§ PASSAGE:

This lesson is a quick overview of the airway system in the United States.

Airways are the “highways in the sky” that connect each point in the United States.  Airways tell air traffic controllers where we are going and how we are going to get there.  Without airways, all aircraft would be free to amble their way across the country on their own and in their own direction.

Most current airways are “V” or Victor airways. Victor airways are defined by VOR type navigational aids and rely entirely on ground based navigation.  This reliance on VORs means that victor airways have shorter segments that allow for proper signal reception between each station.  Victor airways are designed with a large number of “intersections”, or points at which define intermediate segments of the route.  These intersections allow for continuous course monitoring and for bends within the airway.

§ TASK LIST:
**A.** Name every term that the airway lesson places in quotation marks.
**B.** Reproduce the airway lesson word for word from "Airways are the" up to and including "within the airway.".
The listing that comes after the airway lesson has no connection to it.

Collection entries
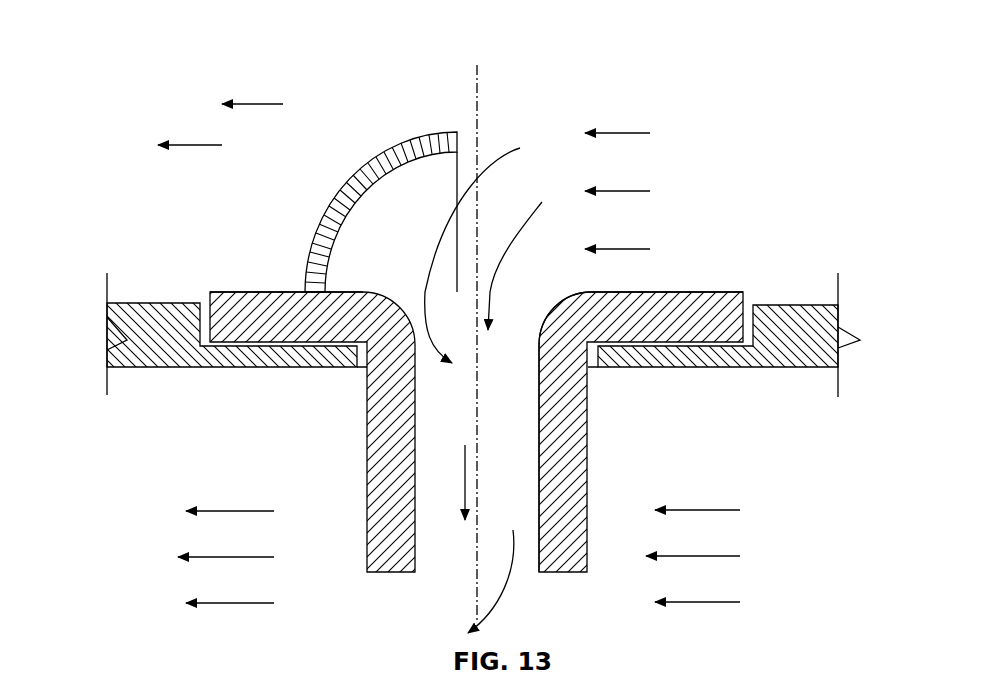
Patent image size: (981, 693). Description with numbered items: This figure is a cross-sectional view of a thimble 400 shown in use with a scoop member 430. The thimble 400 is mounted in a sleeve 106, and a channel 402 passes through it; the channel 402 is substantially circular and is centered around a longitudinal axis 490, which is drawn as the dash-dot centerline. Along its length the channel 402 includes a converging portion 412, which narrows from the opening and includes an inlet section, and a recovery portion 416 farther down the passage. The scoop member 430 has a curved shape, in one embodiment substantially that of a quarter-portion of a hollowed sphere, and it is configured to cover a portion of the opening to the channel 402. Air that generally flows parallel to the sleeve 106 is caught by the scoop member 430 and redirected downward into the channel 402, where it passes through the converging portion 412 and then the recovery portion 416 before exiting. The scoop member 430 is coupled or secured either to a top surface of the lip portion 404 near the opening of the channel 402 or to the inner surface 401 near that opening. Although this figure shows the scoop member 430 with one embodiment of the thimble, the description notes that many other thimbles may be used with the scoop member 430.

The thimble 400 is at (218, 66).
The sleeve 106 is at (789, 312).
The lip portion 404 is at (244, 292).
The inner surface 401 is at (375, 292).
The converging portion 412 is at (535, 353).
The recovery portion 416 is at (535, 507).
The channel 402 is at (467, 430).
The scoop member 430 is at (352, 160).
The longitudinal axis 490 is at (479, 80).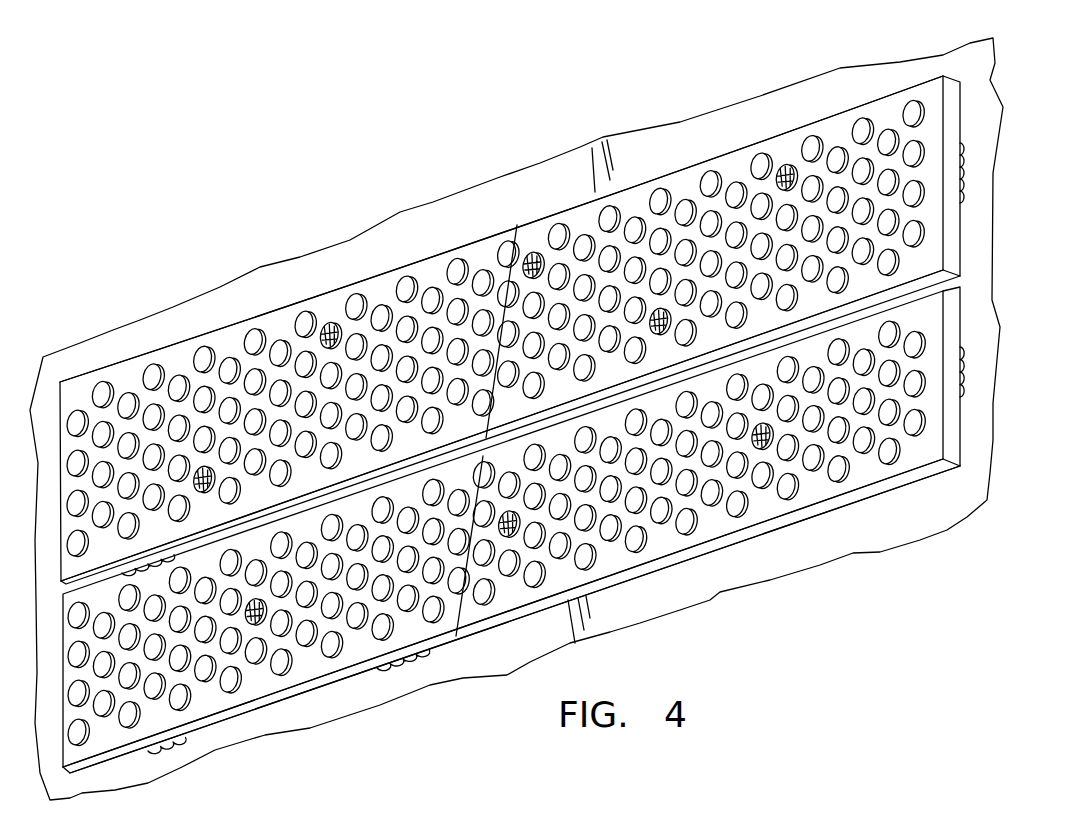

§ EXERCISE RESULTS:
**A.** “highways in the sky”, “V”, “intersections”

**B.**
Airways are the “highways in the sky” that connect each point in the United States.  Airways tell air traffic controllers where we are going and how we are going to get there.  Without airways, all aircraft would be free to amble their way across the country on their own and in their own direction.

Most current airways are “V” or Victor airways. Victor airways are defined by VOR type navigational aids and rely entirely on ground based navigation.  This reliance on VORs means that victor airways have shorter segments that allow for proper signal reception between each station.  Victor airways are designed with a large number of “intersections”, or points at which define intermediate segments of the route.  These intersections allow for continuous course monitoring and for bends within the airway.